**Exercise directions**
Transcribe each line of the records below exactly, excluding any embedded images.
================
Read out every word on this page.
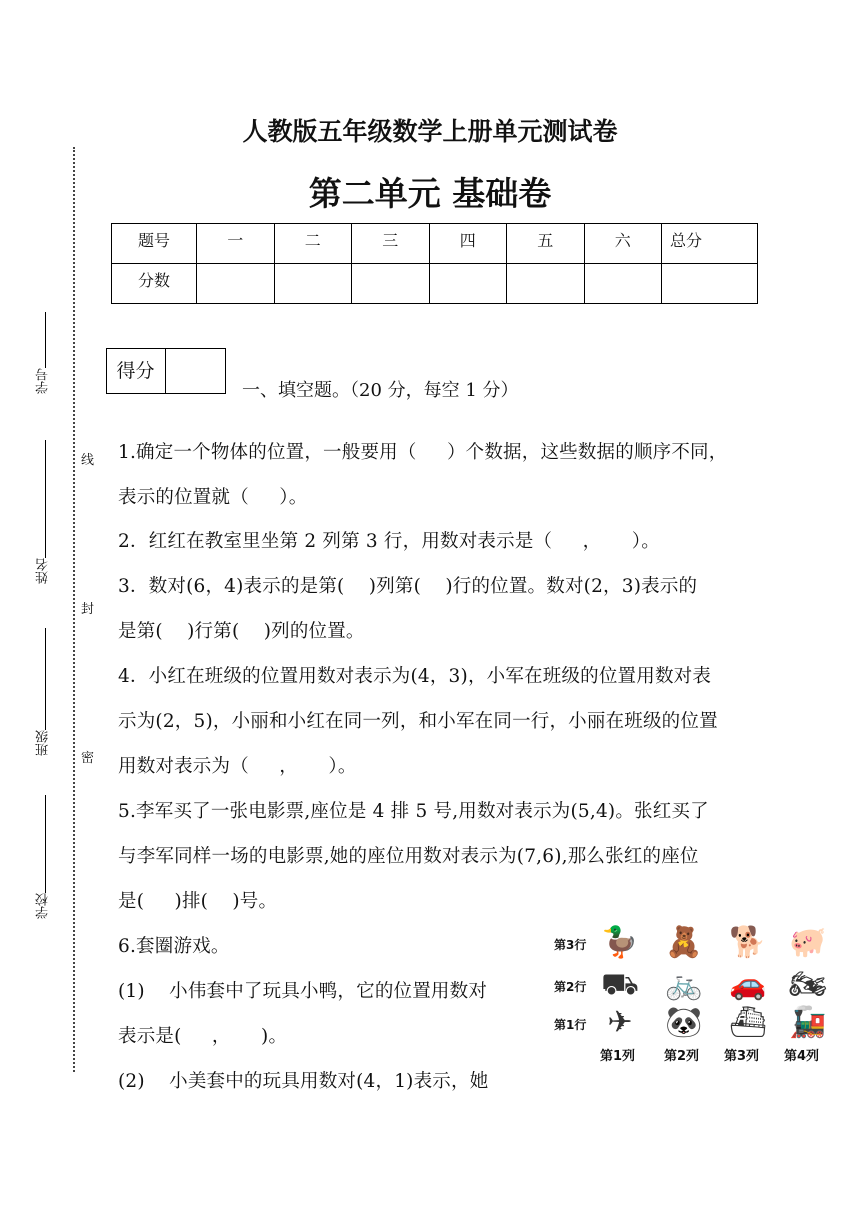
学号
姓名
班级
学校
线
封
密
人教版五年级数学上册单元测试卷
第二单元 基础卷
题号	一	二	三	四	五	六	总分
分数							
得分
一、填空题。（20 分，每空 1 分）
1.确定一个物体的位置，一般要用（     ）个数据，这些数据的顺序不同，
表示的位置就（     ）。
2．红红在教室里坐第 2 列第 3 行，用数对表示是（     ，     ）。
3．数对(6，4)表示的是第(    )列第(    )行的位置。数对(2，3)表示的
是第(    )行第(    )列的位置。
4．小红在班级的位置用数对表示为(4，3)，小军在班级的位置用数对表
示为(2，5)，小丽和小红在同一列，和小军在同一行，小丽在班级的位置
用数对表示为（     ，     ）。
5.李军买了一张电影票,座位是 4 排 5 号,用数对表示为(5,4)。张红买了
与李军同样一场的电影票,她的座位用数对表示为(7,6),那么张红的座位
是(     )排(    )号。
6.套圈游戏。
(1)    小伟套中了玩具小鸭，它的位置用数对
表示是(     ，     )。
(2)    小美套中的玩具用数对(4，1)表示，她
第3行
第2行
第1行
🦆 🧸 🐕 🐖
⛟ 🚲 🚗 🏍
✈	🐼 ⛴ 🚂
第1列 第2列 第3列 第4列
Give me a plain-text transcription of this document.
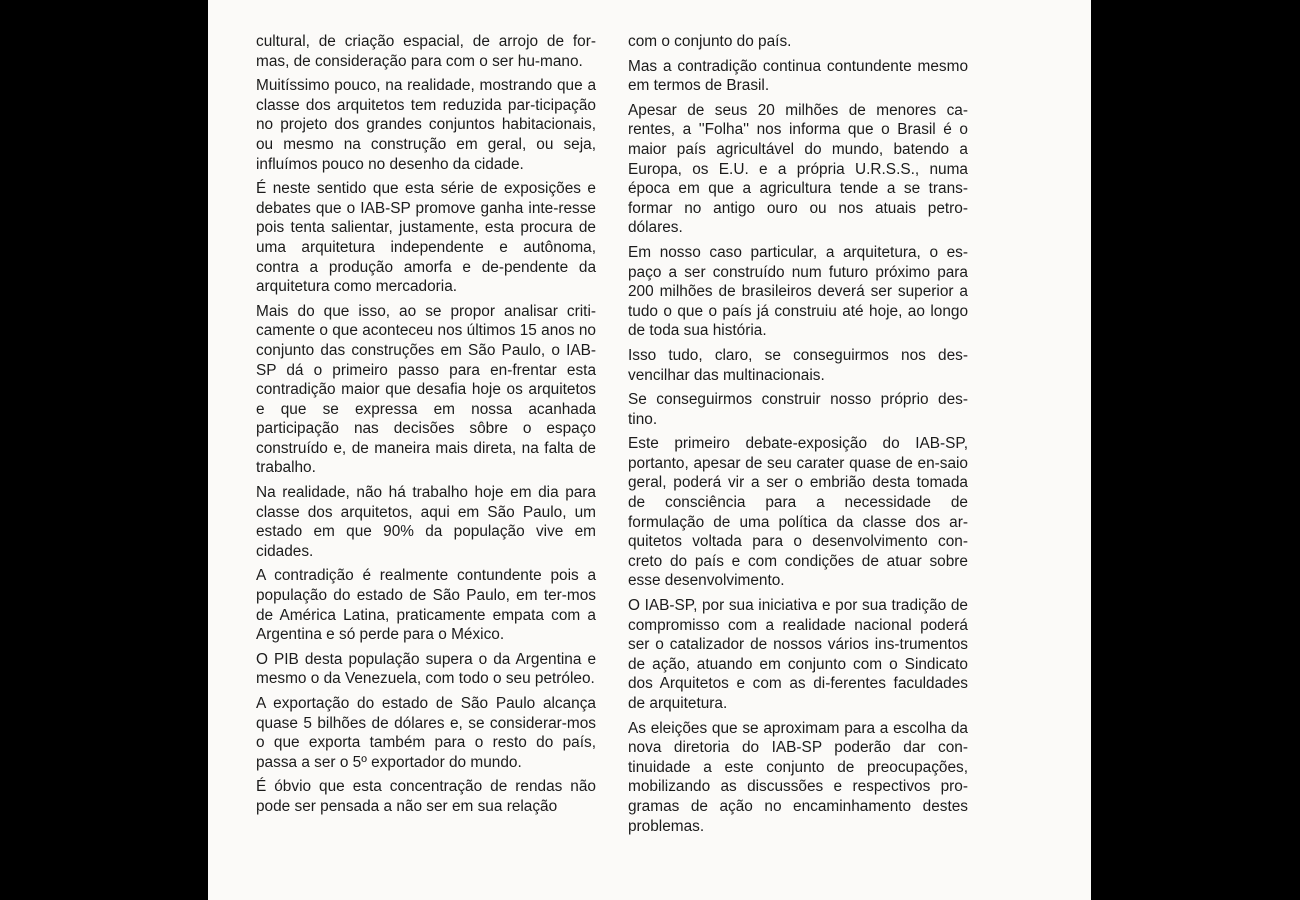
cultural, de criação espacial, de arrojo de for-mas, de consideração para com o ser hu-mano.

Muitíssimo pouco, na realidade, mostrando que a classe dos arquitetos tem reduzida par-ticipação no projeto dos grandes conjuntos habitacionais, ou mesmo na construção em geral, ou seja, influímos pouco no desenho da cidade.

É neste sentido que esta série de exposições e debates que o IAB-SP promove ganha inte-resse pois tenta salientar, justamente, esta procura de uma arquitetura independente e autônoma, contra a produção amorfa e de-pendente da arquitetura como mercadoria.

Mais do que isso, ao se propor analisar criti-camente o que aconteceu nos últimos 15 anos no conjunto das construções em São Paulo, o IAB-SP dá o primeiro passo para en-frentar esta contradição maior que desafia hoje os arquitetos e que se expressa em nossa acanhada participação nas decisões sôbre o espaço construído e, de maneira mais direta, na falta de trabalho.

Na realidade, não há trabalho hoje em dia para classe dos arquitetos, aqui em São Paulo, um estado em que 90% da população vive em cidades.

A contradição é realmente contundente pois a população do estado de São Paulo, em ter-mos de América Latina, praticamente empata com a Argentina e só perde para o México.

O PIB desta população supera o da Argentina e mesmo o da Venezuela, com todo o seu petróleo.

A exportação do estado de São Paulo alcança quase 5 bilhões de dólares e, se considerar-mos o que exporta também para o resto do país, passa a ser o 5º exportador do mundo.

É óbvio que esta concentração de rendas não pode ser pensada a não ser em sua relação

com o conjunto do país.

Mas a contradição continua contundente mesmo em termos de Brasil.

Apesar de seus 20 milhões de menores ca-rentes, a ''Folha'' nos informa que o Brasil é o maior país agricultável do mundo, batendo a Europa, os E.U. e a própria U.R.S.S., numa época em que a agricultura tende a se trans-formar no antigo ouro ou nos atuais petro-dólares.

Em nosso caso particular, a arquitetura, o es-paço a ser construído num futuro próximo para 200 milhões de brasileiros deverá ser superior a tudo o que o país já construiu até hoje, ao longo de toda sua história.

Isso tudo, claro, se conseguirmos nos des-vencilhar das multinacionais.

Se conseguirmos construir nosso próprio des-tino.

Este primeiro debate-exposição do IAB-SP, portanto, apesar de seu carater quase de en-saio geral, poderá vir a ser o embrião desta tomada de consciência para a necessidade de formulação de uma política da classe dos ar-quitetos voltada para o desenvolvimento con-creto do país e com condições de atuar sobre esse desenvolvimento.

O IAB-SP, por sua iniciativa e por sua tradição de compromisso com a realidade nacional poderá ser o catalizador de nossos vários ins-trumentos de ação, atuando em conjunto com o Sindicato dos Arquitetos e com as di-ferentes faculdades de arquitetura.

As eleições que se aproximam para a escolha da nova diretoria do IAB-SP poderão dar con-tinuidade a este conjunto de preocupações, mobilizando as discussões e respectivos pro-gramas de ação no encaminhamento destes problemas.
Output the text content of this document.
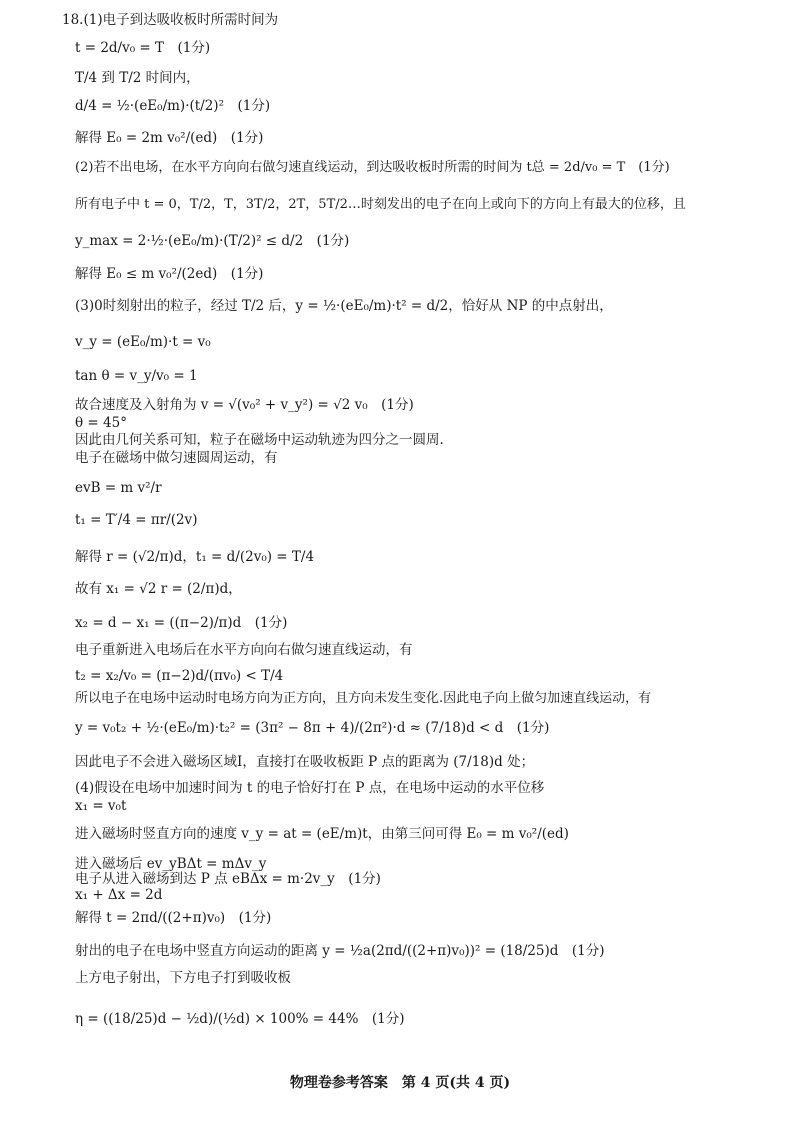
18.(1)电子到达吸收板时所需时间为
t = 2d/v₀ = T　(1分)
T/4 到 T/2 时间内，
d/4 = ½·(eE₀/m)·(t/2)²　(1分)
解得 E₀ = 2m v₀²/(ed)　(1分)
(2)若不出电场，在水平方向向右做匀速直线运动，到达吸收板时所需的时间为 t总 = 2d/v₀ = T　(1分)
所有电子中 t = 0，T/2，T，3T/2，2T，5T/2…时刻发出的电子在向上或向下的方向上有最大的位移，且
y_max = 2·½·(eE₀/m)·(T/2)² ≤ d/2　(1分)
解得 E₀ ≤ m v₀²/(2ed)　(1分)
(3)0时刻射出的粒子，经过 T/2 后，y = ½·(eE₀/m)·t² = d/2，恰好从 NP 的中点射出，
v_y = (eE₀/m)·t = v₀
tan θ = v_y/v₀ = 1
故合速度及入射角为 v = √(v₀² + v_y²) = √2 v₀　(1分)
θ = 45°
因此由几何关系可知，粒子在磁场中运动轨迹为四分之一圆周.
电子在磁场中做匀速圆周运动，有
evB = m v²/r
t₁ = T′/4 = πr/(2v)
解得 r = (√2/π)d，t₁ = d/(2v₀) = T/4
故有 x₁ = √2 r = (2/π)d，
x₂ = d − x₁ = ((π−2)/π)d　(1分)
电子重新进入电场后在水平方向向右做匀速直线运动，有
t₂ = x₂/v₀ = (π−2)d/(πv₀) < T/4
所以电子在电场中运动时电场方向为正方向，且方向未发生变化.因此电子向上做匀加速直线运动，有
y = v₀t₂ + ½·(eE₀/m)·t₂² = (3π² − 8π + 4)/(2π²)·d ≈ (7/18)d < d　(1分)
因此电子不会进入磁场区域Ⅰ，直接打在吸收板距 P 点的距离为 (7/18)d 处；
(4)假设在电场中加速时间为 t 的电子恰好打在 P 点，在电场中运动的水平位移
x₁ = v₀t
进入磁场时竖直方向的速度 v_y = at = (eE/m)t，由第三问可得 E₀ = m v₀²/(ed)
进入磁场后 ev_yBΔt = mΔv_y
电子从进入磁场到达 P 点 eBΔx = m·2v_y　(1分)
x₁ + Δx = 2d
解得 t = 2πd/((2+π)v₀)　(1分)
射出的电子在电场中竖直方向运动的距离 y = ½a(2πd/((2+π)v₀))² = (18/25)d　(1分)
上方电子射出，下方电子打到吸收板
η = ((18/25)d − ½d)/(½d) × 100% = 44%　(1分)
物理卷参考答案　第 4 页(共 4 页)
================
**Final answer**
Read out every word on this page.
学号
姓名
班级
学校
线
封
密
人教版五年级数学上册单元测试卷
第二单元 基础卷
题号	一	二	三	四	五	六	总分
分数							
得分
一、填空题。（20 分，每空 1 分）
1.确定一个物体的位置，一般要用（     ）个数据，这些数据的顺序不同，
表示的位置就（     ）。
2．红红在教室里坐第 2 列第 3 行，用数对表示是（     ，     ）。
3．数对(6，4)表示的是第(    )列第(    )行的位置。数对(2，3)表示的
是第(    )行第(    )列的位置。
4．小红在班级的位置用数对表示为(4，3)，小军在班级的位置用数对表
示为(2，5)，小丽和小红在同一列，和小军在同一行，小丽在班级的位置
用数对表示为（     ，     ）。
5.李军买了一张电影票,座位是 4 排 5 号,用数对表示为(5,4)。张红买了
与李军同样一场的电影票,她的座位用数对表示为(7,6),那么张红的座位
是(     )排(    )号。
6.套圈游戏。
(1)    小伟套中了玩具小鸭，它的位置用数对
表示是(     ，     )。
(2)    小美套中的玩具用数对(4，1)表示，她
第3行
第2行
第1行
🦆 🧸 🐕 🐖
⛟ 🚲 🚗 🏍
✈	🐼 ⛴ 🚂
第1列 第2列 第3列 第4列
Give me a plain-text transcription of this document.
cultural, de criação espacial, de arrojo de for-mas, de consideração para com o ser hu-mano.

Muitíssimo pouco, na realidade, mostrando que a classe dos arquitetos tem reduzida par-ticipação no projeto dos grandes conjuntos habitacionais, ou mesmo na construção em geral, ou seja, influímos pouco no desenho da cidade.

É neste sentido que esta série de exposições e debates que o IAB-SP promove ganha inte-resse pois tenta salientar, justamente, esta procura de uma arquitetura independente e autônoma, contra a produção amorfa e de-pendente da arquitetura como mercadoria.

Mais do que isso, ao se propor analisar criti-camente o que aconteceu nos últimos 15 anos no conjunto das construções em São Paulo, o IAB-SP dá o primeiro passo para en-frentar esta contradição maior que desafia hoje os arquitetos e que se expressa em nossa acanhada participação nas decisões sôbre o espaço construído e, de maneira mais direta, na falta de trabalho.

Na realidade, não há trabalho hoje em dia para classe dos arquitetos, aqui em São Paulo, um estado em que 90% da população vive em cidades.

A contradição é realmente contundente pois a população do estado de São Paulo, em ter-mos de América Latina, praticamente empata com a Argentina e só perde para o México.

O PIB desta população supera o da Argentina e mesmo o da Venezuela, com todo o seu petróleo.

A exportação do estado de São Paulo alcança quase 5 bilhões de dólares e, se considerar-mos o que exporta também para o resto do país, passa a ser o 5º exportador do mundo.

É óbvio que esta concentração de rendas não pode ser pensada a não ser em sua relação

com o conjunto do país.

Mas a contradição continua contundente mesmo em termos de Brasil.

Apesar de seus 20 milhões de menores ca-rentes, a ''Folha'' nos informa que o Brasil é o maior país agricultável do mundo, batendo a Europa, os E.U. e a própria U.R.S.S., numa época em que a agricultura tende a se trans-formar no antigo ouro ou nos atuais petro-dólares.

Em nosso caso particular, a arquitetura, o es-paço a ser construído num futuro próximo para 200 milhões de brasileiros deverá ser superior a tudo o que o país já construiu até hoje, ao longo de toda sua história.

Isso tudo, claro, se conseguirmos nos des-vencilhar das multinacionais.

Se conseguirmos construir nosso próprio des-tino.

Este primeiro debate-exposição do IAB-SP, portanto, apesar de seu carater quase de en-saio geral, poderá vir a ser o embrião desta tomada de consciência para a necessidade de formulação de uma política da classe dos ar-quitetos voltada para o desenvolvimento con-creto do país e com condições de atuar sobre esse desenvolvimento.

O IAB-SP, por sua iniciativa e por sua tradição de compromisso com a realidade nacional poderá ser o catalizador de nossos vários ins-trumentos de ação, atuando em conjunto com o Sindicato dos Arquitetos e com as di-ferentes faculdades de arquitetura.

As eleições que se aproximam para a escolha da nova diretoria do IAB-SP poderão dar con-tinuidade a este conjunto de preocupações, mobilizando as discussões e respectivos pro-gramas de ação no encaminhamento destes problemas.
Output the text content of this document.
18.(1)电子到达吸收板时所需时间为
t = 2d/v₀ = T　(1分)
T/4 到 T/2 时间内，
d/4 = ½·(eE₀/m)·(t/2)²　(1分)
解得 E₀ = 2m v₀²/(ed)　(1分)
(2)若不出电场，在水平方向向右做匀速直线运动，到达吸收板时所需的时间为 t总 = 2d/v₀ = T　(1分)
所有电子中 t = 0，T/2，T，3T/2，2T，5T/2…时刻发出的电子在向上或向下的方向上有最大的位移，且
y_max = 2·½·(eE₀/m)·(T/2)² ≤ d/2　(1分)
解得 E₀ ≤ m v₀²/(2ed)　(1分)
(3)0时刻射出的粒子，经过 T/2 后，y = ½·(eE₀/m)·t² = d/2，恰好从 NP 的中点射出，
v_y = (eE₀/m)·t = v₀
tan θ = v_y/v₀ = 1
故合速度及入射角为 v = √(v₀² + v_y²) = √2 v₀　(1分)
θ = 45°
因此由几何关系可知，粒子在磁场中运动轨迹为四分之一圆周.
电子在磁场中做匀速圆周运动，有
evB = m v²/r
t₁ = T′/4 = πr/(2v)
解得 r = (√2/π)d，t₁ = d/(2v₀) = T/4
故有 x₁ = √2 r = (2/π)d，
x₂ = d − x₁ = ((π−2)/π)d　(1分)
电子重新进入电场后在水平方向向右做匀速直线运动，有
t₂ = x₂/v₀ = (π−2)d/(πv₀) < T/4
所以电子在电场中运动时电场方向为正方向，且方向未发生变化.因此电子向上做匀加速直线运动，有
y = v₀t₂ + ½·(eE₀/m)·t₂² = (3π² − 8π + 4)/(2π²)·d ≈ (7/18)d < d　(1分)
因此电子不会进入磁场区域Ⅰ，直接打在吸收板距 P 点的距离为 (7/18)d 处；
(4)假设在电场中加速时间为 t 的电子恰好打在 P 点，在电场中运动的水平位移
x₁ = v₀t
进入磁场时竖直方向的速度 v_y = at = (eE/m)t，由第三问可得 E₀ = m v₀²/(ed)
进入磁场后 ev_yBΔt = mΔv_y
电子从进入磁场到达 P 点 eBΔx = m·2v_y　(1分)
x₁ + Δx = 2d
解得 t = 2πd/((2+π)v₀)　(1分)
射出的电子在电场中竖直方向运动的距离 y = ½a(2πd/((2+π)v₀))² = (18/25)d　(1分)
上方电子射出，下方电子打到吸收板
η = ((18/25)d − ½d)/(½d) × 100% = 44%　(1分)
物理卷参考答案　第 4 页(共 4 页)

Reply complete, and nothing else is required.